# OBJECTIVE:
Copy out all the records exactly.
::::::::
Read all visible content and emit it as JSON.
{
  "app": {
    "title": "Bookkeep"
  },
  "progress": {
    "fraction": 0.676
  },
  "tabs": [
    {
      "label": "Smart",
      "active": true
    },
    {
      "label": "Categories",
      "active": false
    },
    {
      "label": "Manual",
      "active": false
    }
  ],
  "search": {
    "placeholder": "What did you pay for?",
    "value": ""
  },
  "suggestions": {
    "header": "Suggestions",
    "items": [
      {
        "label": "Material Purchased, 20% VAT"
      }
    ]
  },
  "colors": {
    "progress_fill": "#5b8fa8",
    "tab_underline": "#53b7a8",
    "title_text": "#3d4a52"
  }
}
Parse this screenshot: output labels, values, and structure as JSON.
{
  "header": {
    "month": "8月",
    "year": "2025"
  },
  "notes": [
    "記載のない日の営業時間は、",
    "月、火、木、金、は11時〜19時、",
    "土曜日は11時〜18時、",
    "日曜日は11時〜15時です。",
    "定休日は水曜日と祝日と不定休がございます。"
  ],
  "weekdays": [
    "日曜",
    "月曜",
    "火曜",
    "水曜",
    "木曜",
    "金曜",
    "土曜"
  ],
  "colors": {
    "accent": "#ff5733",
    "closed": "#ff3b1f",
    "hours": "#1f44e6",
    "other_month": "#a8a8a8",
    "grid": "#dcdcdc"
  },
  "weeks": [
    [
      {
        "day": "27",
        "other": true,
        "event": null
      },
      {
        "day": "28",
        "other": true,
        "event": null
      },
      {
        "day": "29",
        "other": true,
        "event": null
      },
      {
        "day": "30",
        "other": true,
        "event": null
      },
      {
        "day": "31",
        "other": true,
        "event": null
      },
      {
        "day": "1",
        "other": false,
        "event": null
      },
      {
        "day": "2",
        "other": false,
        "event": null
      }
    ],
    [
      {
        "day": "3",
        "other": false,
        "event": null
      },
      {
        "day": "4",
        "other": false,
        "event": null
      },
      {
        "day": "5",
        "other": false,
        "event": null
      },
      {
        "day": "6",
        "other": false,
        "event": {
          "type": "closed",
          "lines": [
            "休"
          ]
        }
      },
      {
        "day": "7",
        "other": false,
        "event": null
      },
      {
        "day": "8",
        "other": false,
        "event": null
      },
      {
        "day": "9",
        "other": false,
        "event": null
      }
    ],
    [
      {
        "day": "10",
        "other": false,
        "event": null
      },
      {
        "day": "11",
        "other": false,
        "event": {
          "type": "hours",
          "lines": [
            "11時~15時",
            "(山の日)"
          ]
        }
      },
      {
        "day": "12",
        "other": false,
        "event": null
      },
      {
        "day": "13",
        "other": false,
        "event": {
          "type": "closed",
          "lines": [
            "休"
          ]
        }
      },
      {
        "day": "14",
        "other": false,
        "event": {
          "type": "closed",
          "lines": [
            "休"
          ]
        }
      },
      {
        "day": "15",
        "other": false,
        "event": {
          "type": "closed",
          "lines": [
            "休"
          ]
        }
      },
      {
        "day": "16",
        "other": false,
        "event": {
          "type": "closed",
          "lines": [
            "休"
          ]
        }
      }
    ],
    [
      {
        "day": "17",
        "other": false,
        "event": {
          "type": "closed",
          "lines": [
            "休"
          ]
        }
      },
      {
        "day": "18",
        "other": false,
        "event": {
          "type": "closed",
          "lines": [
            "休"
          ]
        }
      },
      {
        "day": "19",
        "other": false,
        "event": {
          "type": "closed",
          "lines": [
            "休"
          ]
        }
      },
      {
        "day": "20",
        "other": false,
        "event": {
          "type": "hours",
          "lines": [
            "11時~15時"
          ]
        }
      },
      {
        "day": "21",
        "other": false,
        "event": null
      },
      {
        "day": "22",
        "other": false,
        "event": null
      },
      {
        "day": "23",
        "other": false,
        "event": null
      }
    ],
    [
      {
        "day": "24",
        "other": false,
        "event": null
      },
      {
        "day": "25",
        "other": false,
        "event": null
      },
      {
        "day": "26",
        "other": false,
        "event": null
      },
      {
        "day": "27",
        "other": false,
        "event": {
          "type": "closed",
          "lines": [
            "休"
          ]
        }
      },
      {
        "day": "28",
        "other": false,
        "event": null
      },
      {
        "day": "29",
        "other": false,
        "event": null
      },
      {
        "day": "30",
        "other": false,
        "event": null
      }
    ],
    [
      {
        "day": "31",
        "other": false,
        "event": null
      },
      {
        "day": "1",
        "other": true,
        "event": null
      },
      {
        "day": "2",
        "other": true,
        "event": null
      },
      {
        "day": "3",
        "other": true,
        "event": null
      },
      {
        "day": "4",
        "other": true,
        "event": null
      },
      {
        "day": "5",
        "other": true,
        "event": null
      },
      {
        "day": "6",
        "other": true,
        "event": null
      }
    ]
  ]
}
::::::::
# EXERCISE ANSWER:
Read all visible content and emit it as JSON.
{
  "app": {
    "title": "Bookkeep"
  },
  "progress": {
    "fraction": 0.676
  },
  "tabs": [
    {
      "label": "Smart",
      "active": true
    },
    {
      "label": "Categories",
      "active": false
    },
    {
      "label": "Manual",
      "active": false
    }
  ],
  "search": {
    "placeholder": "What did you pay for?",
    "value": ""
  },
  "suggestions": {
    "header": "Suggestions",
    "items": [
      {
        "label": "Material Purchased, 20% VAT"
      }
    ]
  },
  "colors": {
    "progress_fill": "#5b8fa8",
    "tab_underline": "#53b7a8",
    "title_text": "#3d4a52"
  }
}
Parse this screenshot: output labels, values, and structure as JSON.
{
  "header": {
    "month": "8月",
    "year": "2025"
  },
  "notes": [
    "記載のない日の営業時間は、",
    "月、火、木、金、は11時〜19時、",
    "土曜日は11時〜18時、",
    "日曜日は11時〜15時です。",
    "定休日は水曜日と祝日と不定休がございます。"
  ],
  "weekdays": [
    "日曜",
    "月曜",
    "火曜",
    "水曜",
    "木曜",
    "金曜",
    "土曜"
  ],
  "colors": {
    "accent": "#ff5733",
    "closed": "#ff3b1f",
    "hours": "#1f44e6",
    "other_month": "#a8a8a8",
    "grid": "#dcdcdc"
  },
  "weeks": [
    [
      {
        "day": "27",
        "other": true,
        "event": null
      },
      {
        "day": "28",
        "other": true,
        "event": null
      },
      {
        "day": "29",
        "other": true,
        "event": null
      },
      {
        "day": "30",
        "other": true,
        "event": null
      },
      {
        "day": "31",
        "other": true,
        "event": null
      },
      {
        "day": "1",
        "other": false,
        "event": null
      },
      {
        "day": "2",
        "other": false,
        "event": null
      }
    ],
    [
      {
        "day": "3",
        "other": false,
        "event": null
      },
      {
        "day": "4",
        "other": false,
        "event": null
      },
      {
        "day": "5",
        "other": false,
        "event": null
      },
      {
        "day": "6",
        "other": false,
        "event": {
          "type": "closed",
          "lines": [
            "休"
          ]
        }
      },
      {
        "day": "7",
        "other": false,
        "event": null
      },
      {
        "day": "8",
        "other": false,
        "event": null
      },
      {
        "day": "9",
        "other": false,
        "event": null
      }
    ],
    [
      {
        "day": "10",
        "other": false,
        "event": null
      },
      {
        "day": "11",
        "other": false,
        "event": {
          "type": "hours",
          "lines": [
            "11時~15時",
            "(山の日)"
          ]
        }
      },
      {
        "day": "12",
        "other": false,
        "event": null
      },
      {
        "day": "13",
        "other": false,
        "event": {
          "type": "closed",
          "lines": [
            "休"
          ]
        }
      },
      {
        "day": "14",
        "other": false,
        "event": {
          "type": "closed",
          "lines": [
            "休"
          ]
        }
      },
      {
        "day": "15",
        "other": false,
        "event": {
          "type": "closed",
          "lines": [
            "休"
          ]
        }
      },
      {
        "day": "16",
        "other": false,
        "event": {
          "type": "closed",
          "lines": [
            "休"
          ]
        }
      }
    ],
    [
      {
        "day": "17",
        "other": false,
        "event": {
          "type": "closed",
          "lines": [
            "休"
          ]
        }
      },
      {
        "day": "18",
        "other": false,
        "event": {
          "type": "closed",
          "lines": [
            "休"
          ]
        }
      },
      {
        "day": "19",
        "other": false,
        "event": {
          "type": "closed",
          "lines": [
            "休"
          ]
        }
      },
      {
        "day": "20",
        "other": false,
        "event": {
          "type": "hours",
          "lines": [
            "11時~15時"
          ]
        }
      },
      {
        "day": "21",
        "other": false,
        "event": null
      },
      {
        "day": "22",
        "other": false,
        "event": null
      },
      {
        "day": "23",
        "other": false,
        "event": null
      }
    ],
    [
      {
        "day": "24",
        "other": false,
        "event": null
      },
      {
        "day": "25",
        "other": false,
        "event": null
      },
      {
        "day": "26",
        "other": false,
        "event": null
      },
      {
        "day": "27",
        "other": false,
        "event": {
          "type": "closed",
          "lines": [
            "休"
          ]
        }
      },
      {
        "day": "28",
        "other": false,
        "event": null
      },
      {
        "day": "29",
        "other": false,
        "event": null
      },
      {
        "day": "30",
        "other": false,
        "event": null
      }
    ],
    [
      {
        "day": "31",
        "other": false,
        "event": null
      },
      {
        "day": "1",
        "other": true,
        "event": null
      },
      {
        "day": "2",
        "other": true,
        "event": null
      },
      {
        "day": "3",
        "other": true,
        "event": null
      },
      {
        "day": "4",
        "other": true,
        "event": null
      },
      {
        "day": "5",
        "other": true,
        "event": null
      },
      {
        "day": "6",
        "other": true,
        "event": null
      }
    ]
  ]
}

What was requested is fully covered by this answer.